▶ **Task prompt**
Wherever "title" appears in a line, copy that line.

▶ **Exercise inputs**
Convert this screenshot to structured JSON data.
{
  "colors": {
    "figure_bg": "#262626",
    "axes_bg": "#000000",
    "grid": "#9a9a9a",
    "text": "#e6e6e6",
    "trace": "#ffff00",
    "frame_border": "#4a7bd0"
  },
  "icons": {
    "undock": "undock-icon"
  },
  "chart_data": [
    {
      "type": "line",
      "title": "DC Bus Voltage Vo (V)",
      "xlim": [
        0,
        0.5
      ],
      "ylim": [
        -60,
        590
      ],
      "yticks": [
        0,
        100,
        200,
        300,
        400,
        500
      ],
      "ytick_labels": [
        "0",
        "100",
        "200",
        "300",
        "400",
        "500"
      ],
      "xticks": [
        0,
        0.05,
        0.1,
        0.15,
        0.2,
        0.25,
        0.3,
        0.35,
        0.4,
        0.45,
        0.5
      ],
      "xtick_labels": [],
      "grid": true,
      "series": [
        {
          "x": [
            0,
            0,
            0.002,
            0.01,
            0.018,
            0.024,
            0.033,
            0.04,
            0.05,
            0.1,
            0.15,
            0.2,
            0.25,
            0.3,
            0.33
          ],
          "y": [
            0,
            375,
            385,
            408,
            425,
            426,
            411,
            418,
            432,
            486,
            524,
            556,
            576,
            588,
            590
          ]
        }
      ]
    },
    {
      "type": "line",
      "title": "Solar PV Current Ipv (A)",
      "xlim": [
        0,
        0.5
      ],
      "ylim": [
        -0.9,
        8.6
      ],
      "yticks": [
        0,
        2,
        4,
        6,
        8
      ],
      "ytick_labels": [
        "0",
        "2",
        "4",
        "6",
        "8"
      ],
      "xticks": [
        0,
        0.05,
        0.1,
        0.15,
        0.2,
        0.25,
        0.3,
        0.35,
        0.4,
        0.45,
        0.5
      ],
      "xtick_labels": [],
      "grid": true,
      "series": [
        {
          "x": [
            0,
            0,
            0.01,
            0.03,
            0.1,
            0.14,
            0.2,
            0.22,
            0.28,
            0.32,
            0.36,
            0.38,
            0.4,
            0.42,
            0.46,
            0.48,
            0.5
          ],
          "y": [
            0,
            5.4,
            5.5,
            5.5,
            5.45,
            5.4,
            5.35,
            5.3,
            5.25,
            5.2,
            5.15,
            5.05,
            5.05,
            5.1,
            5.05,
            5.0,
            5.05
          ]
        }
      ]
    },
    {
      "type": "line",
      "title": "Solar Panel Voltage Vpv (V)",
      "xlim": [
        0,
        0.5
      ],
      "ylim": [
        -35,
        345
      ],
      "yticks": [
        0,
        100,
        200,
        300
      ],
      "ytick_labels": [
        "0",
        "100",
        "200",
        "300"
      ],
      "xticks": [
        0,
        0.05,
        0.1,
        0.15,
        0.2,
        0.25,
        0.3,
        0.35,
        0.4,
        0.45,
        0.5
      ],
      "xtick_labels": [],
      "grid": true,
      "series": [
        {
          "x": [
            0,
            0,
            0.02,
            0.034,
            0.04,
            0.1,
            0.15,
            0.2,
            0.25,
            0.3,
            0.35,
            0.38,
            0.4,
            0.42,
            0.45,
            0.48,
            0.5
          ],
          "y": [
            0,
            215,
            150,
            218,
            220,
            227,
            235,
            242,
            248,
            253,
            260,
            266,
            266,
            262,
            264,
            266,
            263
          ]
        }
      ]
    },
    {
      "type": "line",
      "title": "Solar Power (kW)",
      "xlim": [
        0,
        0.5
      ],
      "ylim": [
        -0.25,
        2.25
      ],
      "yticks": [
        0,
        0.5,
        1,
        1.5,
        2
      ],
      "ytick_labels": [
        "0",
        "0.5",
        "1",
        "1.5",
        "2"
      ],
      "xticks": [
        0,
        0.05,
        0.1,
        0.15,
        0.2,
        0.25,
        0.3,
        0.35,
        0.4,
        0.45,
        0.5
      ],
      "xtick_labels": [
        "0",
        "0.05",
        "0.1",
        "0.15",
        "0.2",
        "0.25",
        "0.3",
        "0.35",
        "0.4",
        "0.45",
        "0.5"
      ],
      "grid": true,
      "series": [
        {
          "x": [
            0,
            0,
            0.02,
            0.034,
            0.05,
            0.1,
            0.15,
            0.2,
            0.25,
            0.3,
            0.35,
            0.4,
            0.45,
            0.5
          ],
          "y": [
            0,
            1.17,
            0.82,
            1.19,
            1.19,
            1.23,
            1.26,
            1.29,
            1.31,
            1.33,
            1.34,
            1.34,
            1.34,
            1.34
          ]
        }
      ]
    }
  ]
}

▶ **Final result**
      "title": "DC Bus Voltage Vo (V)",
      "title": "Solar PV Current Ipv (A)",
      "title": "Solar Panel Voltage Vpv (V)",
      "title": "Solar Power (kW)",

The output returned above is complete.